BEGIN RECORDS FOR PROCESSING

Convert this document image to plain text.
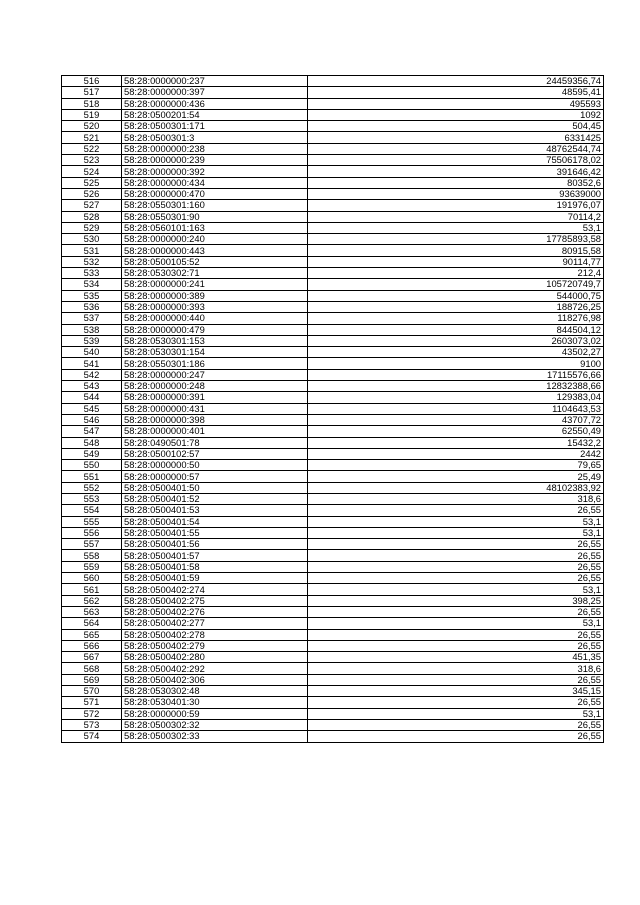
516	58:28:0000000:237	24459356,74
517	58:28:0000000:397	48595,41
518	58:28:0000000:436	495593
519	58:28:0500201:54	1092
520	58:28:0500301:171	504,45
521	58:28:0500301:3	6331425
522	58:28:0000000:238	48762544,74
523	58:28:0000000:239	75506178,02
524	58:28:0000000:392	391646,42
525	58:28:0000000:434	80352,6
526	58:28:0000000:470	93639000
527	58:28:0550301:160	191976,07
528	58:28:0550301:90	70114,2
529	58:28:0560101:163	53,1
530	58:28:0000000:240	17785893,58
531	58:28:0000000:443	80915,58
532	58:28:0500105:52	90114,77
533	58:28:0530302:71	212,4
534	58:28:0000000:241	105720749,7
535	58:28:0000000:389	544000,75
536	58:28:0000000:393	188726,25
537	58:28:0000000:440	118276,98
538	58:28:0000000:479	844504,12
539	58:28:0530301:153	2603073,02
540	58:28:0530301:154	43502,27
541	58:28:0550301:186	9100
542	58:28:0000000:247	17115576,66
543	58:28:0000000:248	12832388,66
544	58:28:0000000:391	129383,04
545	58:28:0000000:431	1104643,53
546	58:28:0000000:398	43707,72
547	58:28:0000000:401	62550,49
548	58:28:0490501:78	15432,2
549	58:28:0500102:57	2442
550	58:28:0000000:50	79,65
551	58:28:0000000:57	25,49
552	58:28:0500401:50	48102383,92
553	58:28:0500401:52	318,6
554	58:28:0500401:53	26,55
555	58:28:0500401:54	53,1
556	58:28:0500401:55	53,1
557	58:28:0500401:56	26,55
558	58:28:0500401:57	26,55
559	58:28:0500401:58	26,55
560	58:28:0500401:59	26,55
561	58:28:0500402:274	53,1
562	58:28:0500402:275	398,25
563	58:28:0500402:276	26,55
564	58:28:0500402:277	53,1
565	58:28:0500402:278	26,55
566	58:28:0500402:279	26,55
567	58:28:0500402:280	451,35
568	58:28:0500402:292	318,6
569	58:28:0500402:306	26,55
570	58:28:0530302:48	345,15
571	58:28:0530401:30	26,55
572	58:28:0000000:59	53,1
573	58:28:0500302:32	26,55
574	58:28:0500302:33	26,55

END RECORDS FOR PROCESSING

• _YOUR INSTRUCTIONS_
Reproduce the full listing faithfully, but do not carry over any pictures.

• _EXERCISE SOLUTION_
Convert this document image to plain text.
516	58:28:0000000:237	24459356,74
517	58:28:0000000:397	48595,41
518	58:28:0000000:436	495593
519	58:28:0500201:54	1092
520	58:28:0500301:171	504,45
521	58:28:0500301:3	6331425
522	58:28:0000000:238	48762544,74
523	58:28:0000000:239	75506178,02
524	58:28:0000000:392	391646,42
525	58:28:0000000:434	80352,6
526	58:28:0000000:470	93639000
527	58:28:0550301:160	191976,07
528	58:28:0550301:90	70114,2
529	58:28:0560101:163	53,1
530	58:28:0000000:240	17785893,58
531	58:28:0000000:443	80915,58
532	58:28:0500105:52	90114,77
533	58:28:0530302:71	212,4
534	58:28:0000000:241	105720749,7
535	58:28:0000000:389	544000,75
536	58:28:0000000:393	188726,25
537	58:28:0000000:440	118276,98
538	58:28:0000000:479	844504,12
539	58:28:0530301:153	2603073,02
540	58:28:0530301:154	43502,27
541	58:28:0550301:186	9100
542	58:28:0000000:247	17115576,66
543	58:28:0000000:248	12832388,66
544	58:28:0000000:391	129383,04
545	58:28:0000000:431	1104643,53
546	58:28:0000000:398	43707,72
547	58:28:0000000:401	62550,49
548	58:28:0490501:78	15432,2
549	58:28:0500102:57	2442
550	58:28:0000000:50	79,65
551	58:28:0000000:57	25,49
552	58:28:0500401:50	48102383,92
553	58:28:0500401:52	318,6
554	58:28:0500401:53	26,55
555	58:28:0500401:54	53,1
556	58:28:0500401:55	53,1
557	58:28:0500401:56	26,55
558	58:28:0500401:57	26,55
559	58:28:0500401:58	26,55
560	58:28:0500401:59	26,55
561	58:28:0500402:274	53,1
562	58:28:0500402:275	398,25
563	58:28:0500402:276	26,55
564	58:28:0500402:277	53,1
565	58:28:0500402:278	26,55
566	58:28:0500402:279	26,55
567	58:28:0500402:280	451,35
568	58:28:0500402:292	318,6
569	58:28:0500402:306	26,55
570	58:28:0530302:48	345,15
571	58:28:0530401:30	26,55
572	58:28:0000000:59	53,1
573	58:28:0500302:32	26,55
574	58:28:0500302:33	26,55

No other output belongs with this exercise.